Figure record extracts
* * * * *

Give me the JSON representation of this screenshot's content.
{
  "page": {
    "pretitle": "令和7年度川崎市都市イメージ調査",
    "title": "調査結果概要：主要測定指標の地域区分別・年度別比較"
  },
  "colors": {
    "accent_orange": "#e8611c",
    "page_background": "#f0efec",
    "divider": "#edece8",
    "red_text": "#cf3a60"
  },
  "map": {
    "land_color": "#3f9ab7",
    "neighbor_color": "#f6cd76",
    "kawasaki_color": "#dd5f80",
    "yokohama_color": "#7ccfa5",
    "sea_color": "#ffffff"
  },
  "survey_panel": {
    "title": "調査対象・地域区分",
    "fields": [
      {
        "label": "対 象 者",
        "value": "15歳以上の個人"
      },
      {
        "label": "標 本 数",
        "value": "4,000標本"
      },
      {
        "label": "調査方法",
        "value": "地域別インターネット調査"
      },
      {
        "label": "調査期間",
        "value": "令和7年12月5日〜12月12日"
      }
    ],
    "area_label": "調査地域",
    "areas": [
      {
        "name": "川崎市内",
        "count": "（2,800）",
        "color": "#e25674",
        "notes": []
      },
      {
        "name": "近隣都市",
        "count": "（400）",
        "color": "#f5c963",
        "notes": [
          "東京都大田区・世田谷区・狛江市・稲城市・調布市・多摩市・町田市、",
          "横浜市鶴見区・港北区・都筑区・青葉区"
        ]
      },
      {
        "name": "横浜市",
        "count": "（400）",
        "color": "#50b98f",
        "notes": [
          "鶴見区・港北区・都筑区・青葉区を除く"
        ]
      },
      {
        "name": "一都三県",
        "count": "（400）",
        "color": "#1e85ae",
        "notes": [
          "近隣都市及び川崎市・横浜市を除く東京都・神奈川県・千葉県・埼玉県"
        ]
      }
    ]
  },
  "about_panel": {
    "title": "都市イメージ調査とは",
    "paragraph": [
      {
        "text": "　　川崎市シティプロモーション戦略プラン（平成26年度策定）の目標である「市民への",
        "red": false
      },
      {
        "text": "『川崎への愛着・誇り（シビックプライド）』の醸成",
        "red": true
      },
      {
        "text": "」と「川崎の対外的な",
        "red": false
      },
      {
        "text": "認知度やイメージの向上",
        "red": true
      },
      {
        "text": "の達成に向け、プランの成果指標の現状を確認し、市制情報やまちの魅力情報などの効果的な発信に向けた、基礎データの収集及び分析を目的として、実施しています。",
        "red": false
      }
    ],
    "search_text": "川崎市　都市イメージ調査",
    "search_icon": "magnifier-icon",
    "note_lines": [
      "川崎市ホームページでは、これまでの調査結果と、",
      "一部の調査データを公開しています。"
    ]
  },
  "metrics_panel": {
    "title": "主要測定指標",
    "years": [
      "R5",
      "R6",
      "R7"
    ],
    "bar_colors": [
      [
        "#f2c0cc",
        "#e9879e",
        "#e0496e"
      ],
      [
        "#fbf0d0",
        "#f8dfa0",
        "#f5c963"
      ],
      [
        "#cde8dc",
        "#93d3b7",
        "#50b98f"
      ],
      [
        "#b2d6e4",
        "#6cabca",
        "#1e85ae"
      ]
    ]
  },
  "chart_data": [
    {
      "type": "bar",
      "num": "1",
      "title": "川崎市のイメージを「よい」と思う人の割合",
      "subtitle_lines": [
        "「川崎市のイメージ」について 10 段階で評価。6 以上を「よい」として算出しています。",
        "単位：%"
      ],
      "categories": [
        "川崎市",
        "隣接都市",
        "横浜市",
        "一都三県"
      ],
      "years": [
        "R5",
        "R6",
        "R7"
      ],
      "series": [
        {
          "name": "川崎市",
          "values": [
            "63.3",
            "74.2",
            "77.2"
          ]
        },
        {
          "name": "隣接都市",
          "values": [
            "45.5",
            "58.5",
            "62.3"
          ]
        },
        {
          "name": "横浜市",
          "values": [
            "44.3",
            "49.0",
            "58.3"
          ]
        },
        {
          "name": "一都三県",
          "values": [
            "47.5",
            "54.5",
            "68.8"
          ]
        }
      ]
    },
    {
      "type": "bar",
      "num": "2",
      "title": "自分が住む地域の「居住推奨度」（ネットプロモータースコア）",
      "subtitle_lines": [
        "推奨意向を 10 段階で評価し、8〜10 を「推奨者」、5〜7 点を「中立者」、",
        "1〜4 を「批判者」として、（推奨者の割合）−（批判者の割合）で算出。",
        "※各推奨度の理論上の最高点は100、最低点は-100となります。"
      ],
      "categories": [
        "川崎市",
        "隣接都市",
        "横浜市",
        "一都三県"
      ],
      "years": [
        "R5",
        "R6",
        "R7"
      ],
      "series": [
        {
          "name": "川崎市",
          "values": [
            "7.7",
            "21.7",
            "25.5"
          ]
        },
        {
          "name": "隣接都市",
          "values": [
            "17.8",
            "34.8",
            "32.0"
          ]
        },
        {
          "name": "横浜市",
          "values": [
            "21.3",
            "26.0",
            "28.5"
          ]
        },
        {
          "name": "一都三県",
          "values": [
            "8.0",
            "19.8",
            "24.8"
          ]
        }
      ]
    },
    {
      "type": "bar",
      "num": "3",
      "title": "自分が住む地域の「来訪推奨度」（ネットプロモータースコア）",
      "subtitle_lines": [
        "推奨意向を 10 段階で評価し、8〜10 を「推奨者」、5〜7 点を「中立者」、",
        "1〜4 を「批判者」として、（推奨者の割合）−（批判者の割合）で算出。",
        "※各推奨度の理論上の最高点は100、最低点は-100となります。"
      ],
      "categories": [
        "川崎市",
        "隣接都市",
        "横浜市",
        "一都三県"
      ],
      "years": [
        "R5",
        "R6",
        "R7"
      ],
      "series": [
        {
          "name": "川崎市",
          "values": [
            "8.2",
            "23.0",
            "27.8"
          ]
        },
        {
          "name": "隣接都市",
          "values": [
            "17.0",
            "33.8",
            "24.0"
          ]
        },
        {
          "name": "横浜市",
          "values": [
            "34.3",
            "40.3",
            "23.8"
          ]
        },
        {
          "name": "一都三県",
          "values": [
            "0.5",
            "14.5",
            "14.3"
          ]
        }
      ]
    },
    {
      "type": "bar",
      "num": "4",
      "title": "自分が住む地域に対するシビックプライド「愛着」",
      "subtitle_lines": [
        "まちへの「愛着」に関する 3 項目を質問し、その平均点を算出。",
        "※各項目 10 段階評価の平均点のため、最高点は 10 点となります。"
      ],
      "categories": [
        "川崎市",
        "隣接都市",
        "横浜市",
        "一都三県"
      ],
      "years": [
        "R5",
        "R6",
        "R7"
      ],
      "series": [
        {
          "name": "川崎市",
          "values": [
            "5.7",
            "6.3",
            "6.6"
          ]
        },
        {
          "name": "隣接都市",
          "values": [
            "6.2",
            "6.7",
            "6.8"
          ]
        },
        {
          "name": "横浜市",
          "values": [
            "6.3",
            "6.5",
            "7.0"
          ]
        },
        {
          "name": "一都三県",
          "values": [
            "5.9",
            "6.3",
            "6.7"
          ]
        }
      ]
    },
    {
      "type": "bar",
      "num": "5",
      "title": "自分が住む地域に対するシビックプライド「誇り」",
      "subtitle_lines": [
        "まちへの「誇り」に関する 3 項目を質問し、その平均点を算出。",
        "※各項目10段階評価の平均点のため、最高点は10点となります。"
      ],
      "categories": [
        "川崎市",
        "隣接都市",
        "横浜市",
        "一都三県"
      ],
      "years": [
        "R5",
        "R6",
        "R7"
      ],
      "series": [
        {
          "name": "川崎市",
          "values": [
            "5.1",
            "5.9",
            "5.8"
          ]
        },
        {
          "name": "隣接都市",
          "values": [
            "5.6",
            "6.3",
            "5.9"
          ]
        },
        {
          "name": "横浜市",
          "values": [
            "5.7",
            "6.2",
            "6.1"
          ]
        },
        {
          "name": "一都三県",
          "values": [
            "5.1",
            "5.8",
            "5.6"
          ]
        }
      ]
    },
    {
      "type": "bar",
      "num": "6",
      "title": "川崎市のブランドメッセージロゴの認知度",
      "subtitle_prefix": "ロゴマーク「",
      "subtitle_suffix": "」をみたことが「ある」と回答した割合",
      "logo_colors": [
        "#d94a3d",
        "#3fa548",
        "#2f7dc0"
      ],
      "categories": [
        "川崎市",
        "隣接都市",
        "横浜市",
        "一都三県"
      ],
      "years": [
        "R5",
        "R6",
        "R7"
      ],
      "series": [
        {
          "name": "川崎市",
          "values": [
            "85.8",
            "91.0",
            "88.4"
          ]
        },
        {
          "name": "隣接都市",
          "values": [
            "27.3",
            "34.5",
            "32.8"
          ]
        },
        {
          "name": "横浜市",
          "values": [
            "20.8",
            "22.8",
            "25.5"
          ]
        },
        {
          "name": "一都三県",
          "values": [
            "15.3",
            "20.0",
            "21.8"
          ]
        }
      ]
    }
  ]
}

* * * * *

* [AIM]:
Search the entries for the string "その平均点を算出" and collect each line that has it.

* [EXERCISE ANSWER]:
        "まちへの「愛着」に関する 3 項目を質問し、その平均点を算出。",
        "まちへの「誇り」に関する 3 項目を質問し、その平均点を算出。",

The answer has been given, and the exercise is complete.